### Collected data entries
◆ ◆ ◆ ◆ ◆ ◆ ◆

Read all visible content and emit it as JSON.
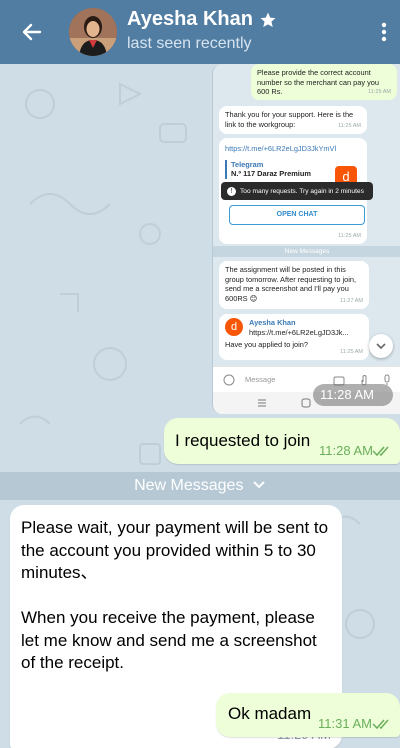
{
  "header": {
    "title": "Ayesha Khan",
    "status": "last seen recently"
  },
  "embedded_screenshot": {
    "msg_correct_account": "Please provide the correct account number so the merchant can pay you 600 Rs.",
    "msg_correct_account_time": "11:25 AM",
    "msg_thanks": "Thank you for your support. Here is the link to the workgroup:",
    "msg_thanks_time": "11:25 AM",
    "link": "https://t.me/+6LR2eLgJD3JkYmVl",
    "preview_site": "Telegram",
    "preview_title": "N.º 117 Daraz Premium",
    "toast": "Too many requests. Try again in 2 minutes",
    "open_chat": "OPEN CHAT",
    "preview_time": "11:25 AM",
    "new_messages": "New Messages",
    "msg_assignment": "The assignment will be posted in this group tomorrow. After requesting to join, send me a screenshot and I'll pay you 600RS 😊",
    "msg_assignment_time": "11:27 AM",
    "reply_name": "Ayesha Khan",
    "reply_quote": "https://t.me/+6LR2eLgJD3Jk...",
    "msg_applied": "Have you applied to join?",
    "msg_applied_time": "11:25 AM",
    "input_placeholder": "Message",
    "time_overlay": "11:28 AM"
  },
  "messages": {
    "m1_text": "I requested to join",
    "m1_time": "11:28 AM",
    "m2_text": "Please wait, your payment will be sent to the account you provided within 5 to 30 minutes、\n\nWhen you receive the payment, please let me know and send me a screenshot of the receipt.",
    "m2_time": "11:29 AM",
    "m3_text": "Ok madam",
    "m3_time": "11:31 AM"
  },
  "new_messages_label": "New Messages",
  "colors": {
    "header": "#517da2",
    "outgoing_bubble": "#eefed8",
    "chat_background": "#cfdde6",
    "read_check": "#6aae5b"
  }
}
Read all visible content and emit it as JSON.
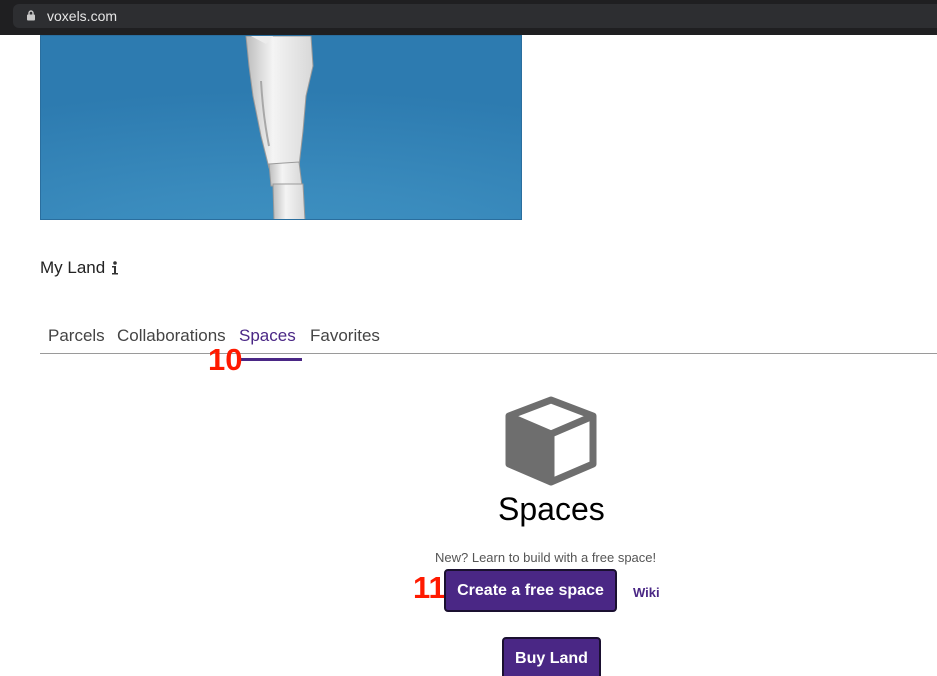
{
  "browser": {
    "url": "voxels.com"
  },
  "my_land": {
    "title": "My Land"
  },
  "tabs": [
    {
      "label": "Parcels"
    },
    {
      "label": "Collaborations"
    },
    {
      "label": "Spaces",
      "active": true
    },
    {
      "label": "Favorites"
    }
  ],
  "annotations": {
    "tab_marker": "10",
    "button_marker": "11"
  },
  "spaces": {
    "heading": "Spaces",
    "hint": "New? Learn to build with a free space!",
    "create_label": "Create a free space",
    "wiki_label": "Wiki",
    "buy_label": "Buy Land"
  },
  "colors": {
    "accent": "#4a2785",
    "annotation": "#ff1a00"
  },
  "icons": {
    "lock": "lock-icon",
    "info": "info-icon",
    "cube": "cube-icon"
  }
}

◆ ◆ ◆ ◆ ◆ ◆ ◆

### STATED EXERCISE
Using the listing above, pick out each line that contains the word "will", then copy it.

### SOLUTION TO THIS EXERCISE
    "msg_assignment": "The assignment will be posted in this group tomorrow. After requesting to join, send me a screenshot and I'll pay you 600RS 😊",
    "m2_text": "Please wait, your payment will be sent to the account you provided within 5 to 30 minutes、\n\nWhen you receive the payment, please let me know and send me a screenshot of the receipt.",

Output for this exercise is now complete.